REQUIRED WORK:
Each entry that follows must be output without any deviation.
★ ★ ★ ★
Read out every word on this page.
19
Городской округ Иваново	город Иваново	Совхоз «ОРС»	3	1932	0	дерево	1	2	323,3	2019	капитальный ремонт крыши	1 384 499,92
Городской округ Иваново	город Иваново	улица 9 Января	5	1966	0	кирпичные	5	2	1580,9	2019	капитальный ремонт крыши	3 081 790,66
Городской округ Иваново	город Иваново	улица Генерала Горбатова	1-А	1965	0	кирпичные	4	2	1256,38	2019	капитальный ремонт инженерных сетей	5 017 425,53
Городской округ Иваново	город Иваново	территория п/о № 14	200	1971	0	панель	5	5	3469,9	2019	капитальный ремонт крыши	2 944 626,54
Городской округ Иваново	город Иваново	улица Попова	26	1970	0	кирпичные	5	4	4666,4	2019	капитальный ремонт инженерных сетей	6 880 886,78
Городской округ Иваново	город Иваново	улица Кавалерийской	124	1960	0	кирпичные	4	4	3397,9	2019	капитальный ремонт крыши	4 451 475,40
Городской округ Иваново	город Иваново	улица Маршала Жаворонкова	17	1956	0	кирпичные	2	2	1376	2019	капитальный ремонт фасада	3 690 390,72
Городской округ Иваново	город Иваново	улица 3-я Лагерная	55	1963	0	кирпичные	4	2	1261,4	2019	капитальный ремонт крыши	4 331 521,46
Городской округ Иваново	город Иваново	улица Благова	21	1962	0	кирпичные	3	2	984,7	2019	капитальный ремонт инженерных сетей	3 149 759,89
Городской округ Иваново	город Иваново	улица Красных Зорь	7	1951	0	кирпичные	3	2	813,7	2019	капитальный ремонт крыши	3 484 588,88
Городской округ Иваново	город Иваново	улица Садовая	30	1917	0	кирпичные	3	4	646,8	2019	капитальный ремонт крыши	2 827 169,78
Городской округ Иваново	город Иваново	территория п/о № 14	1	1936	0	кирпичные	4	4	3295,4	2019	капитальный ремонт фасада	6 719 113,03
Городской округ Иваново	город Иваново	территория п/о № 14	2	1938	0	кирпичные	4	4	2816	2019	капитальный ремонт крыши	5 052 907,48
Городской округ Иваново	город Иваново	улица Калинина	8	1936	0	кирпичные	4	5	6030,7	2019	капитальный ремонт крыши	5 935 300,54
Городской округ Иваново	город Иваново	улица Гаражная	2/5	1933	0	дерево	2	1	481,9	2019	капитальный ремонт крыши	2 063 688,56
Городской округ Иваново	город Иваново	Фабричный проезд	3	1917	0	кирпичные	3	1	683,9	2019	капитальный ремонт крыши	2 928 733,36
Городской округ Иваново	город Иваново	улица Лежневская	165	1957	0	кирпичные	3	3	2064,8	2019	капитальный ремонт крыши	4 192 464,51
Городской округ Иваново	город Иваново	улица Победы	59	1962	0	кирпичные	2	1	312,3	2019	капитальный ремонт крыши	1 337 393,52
★ ★ ★ ★
REPLY:
Read out every word on this page.
19
Городской округ Иваново	город Иваново	Совхоз «ОРС»	3	1932	0	дерево	1	2	323,3	2019	капитальный ремонт крыши	1 384 499,92
Городской округ Иваново	город Иваново	улица 9 Января	5	1966	0	кирпичные	5	2	1580,9	2019	капитальный ремонт крыши	3 081 790,66
Городской округ Иваново	город Иваново	улица Генерала Горбатова	1-А	1965	0	кирпичные	4	2	1256,38	2019	капитальный ремонт инженерных сетей	5 017 425,53
Городской округ Иваново	город Иваново	территория п/о № 14	200	1971	0	панель	5	5	3469,9	2019	капитальный ремонт крыши	2 944 626,54
Городской округ Иваново	город Иваново	улица Попова	26	1970	0	кирпичные	5	4	4666,4	2019	капитальный ремонт инженерных сетей	6 880 886,78
Городской округ Иваново	город Иваново	улица Кавалерийской	124	1960	0	кирпичные	4	4	3397,9	2019	капитальный ремонт крыши	4 451 475,40
Городской округ Иваново	город Иваново	улица Маршала Жаворонкова	17	1956	0	кирпичные	2	2	1376	2019	капитальный ремонт фасада	3 690 390,72
Городской округ Иваново	город Иваново	улица 3-я Лагерная	55	1963	0	кирпичные	4	2	1261,4	2019	капитальный ремонт крыши	4 331 521,46
Городской округ Иваново	город Иваново	улица Благова	21	1962	0	кирпичные	3	2	984,7	2019	капитальный ремонт инженерных сетей	3 149 759,89
Городской округ Иваново	город Иваново	улица Красных Зорь	7	1951	0	кирпичные	3	2	813,7	2019	капитальный ремонт крыши	3 484 588,88
Городской округ Иваново	город Иваново	улица Садовая	30	1917	0	кирпичные	3	4	646,8	2019	капитальный ремонт крыши	2 827 169,78
Городской округ Иваново	город Иваново	территория п/о № 14	1	1936	0	кирпичные	4	4	3295,4	2019	капитальный ремонт фасада	6 719 113,03
Городской округ Иваново	город Иваново	территория п/о № 14	2	1938	0	кирпичные	4	4	2816	2019	капитальный ремонт крыши	5 052 907,48
Городской округ Иваново	город Иваново	улица Калинина	8	1936	0	кирпичные	4	5	6030,7	2019	капитальный ремонт крыши	5 935 300,54
Городской округ Иваново	город Иваново	улица Гаражная	2/5	1933	0	дерево	2	1	481,9	2019	капитальный ремонт крыши	2 063 688,56
Городской округ Иваново	город Иваново	Фабричный проезд	3	1917	0	кирпичные	3	1	683,9	2019	капитальный ремонт крыши	2 928 733,36
Городской округ Иваново	город Иваново	улица Лежневская	165	1957	0	кирпичные	3	3	2064,8	2019	капитальный ремонт крыши	4 192 464,51
Городской округ Иваново	город Иваново	улица Победы	59	1962	0	кирпичные	2	1	312,3	2019	капитальный ремонт крыши	1 337 393,52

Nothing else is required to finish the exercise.